# START OF Supplied information

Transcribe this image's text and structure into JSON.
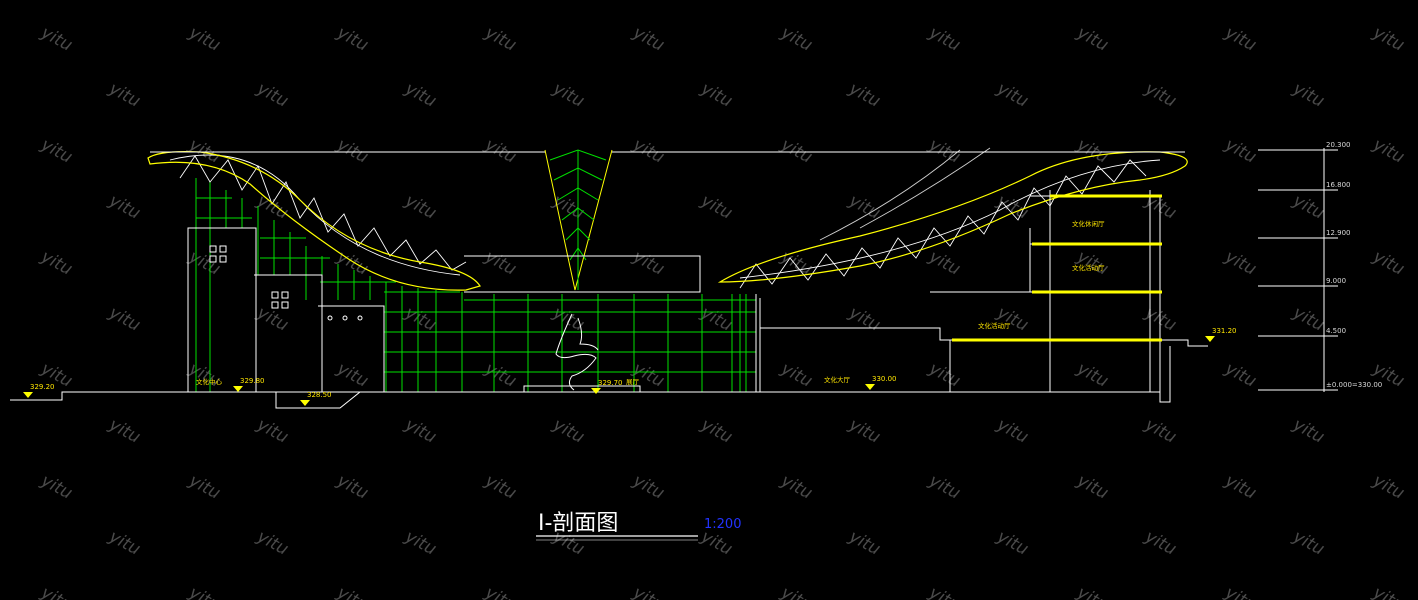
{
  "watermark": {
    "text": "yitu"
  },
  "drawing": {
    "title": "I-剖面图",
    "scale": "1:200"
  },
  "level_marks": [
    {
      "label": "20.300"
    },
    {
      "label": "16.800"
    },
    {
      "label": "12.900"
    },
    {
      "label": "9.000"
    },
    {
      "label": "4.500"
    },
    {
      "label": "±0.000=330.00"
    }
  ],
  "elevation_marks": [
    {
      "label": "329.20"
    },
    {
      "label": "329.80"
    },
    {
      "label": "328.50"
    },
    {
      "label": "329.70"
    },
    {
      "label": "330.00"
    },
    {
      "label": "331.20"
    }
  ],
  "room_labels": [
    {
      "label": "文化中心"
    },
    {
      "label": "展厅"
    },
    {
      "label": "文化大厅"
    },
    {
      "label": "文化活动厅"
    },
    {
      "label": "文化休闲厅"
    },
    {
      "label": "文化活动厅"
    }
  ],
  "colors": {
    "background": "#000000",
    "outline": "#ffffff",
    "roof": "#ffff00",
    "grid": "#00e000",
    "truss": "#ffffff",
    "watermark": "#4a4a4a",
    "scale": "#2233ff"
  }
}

# END OF Supplied information

Task objective
Output the records above exactly as they are, leaving out the pictures.

Answer to this task
Transcribe this image's text and structure into JSON.
{
  "watermark": {
    "text": "yitu"
  },
  "drawing": {
    "title": "I-剖面图",
    "scale": "1:200"
  },
  "level_marks": [
    {
      "label": "20.300"
    },
    {
      "label": "16.800"
    },
    {
      "label": "12.900"
    },
    {
      "label": "9.000"
    },
    {
      "label": "4.500"
    },
    {
      "label": "±0.000=330.00"
    }
  ],
  "elevation_marks": [
    {
      "label": "329.20"
    },
    {
      "label": "329.80"
    },
    {
      "label": "328.50"
    },
    {
      "label": "329.70"
    },
    {
      "label": "330.00"
    },
    {
      "label": "331.20"
    }
  ],
  "room_labels": [
    {
      "label": "文化中心"
    },
    {
      "label": "展厅"
    },
    {
      "label": "文化大厅"
    },
    {
      "label": "文化活动厅"
    },
    {
      "label": "文化休闲厅"
    },
    {
      "label": "文化活动厅"
    }
  ],
  "colors": {
    "background": "#000000",
    "outline": "#ffffff",
    "roof": "#ffff00",
    "grid": "#00e000",
    "truss": "#ffffff",
    "watermark": "#4a4a4a",
    "scale": "#2233ff"
  }
}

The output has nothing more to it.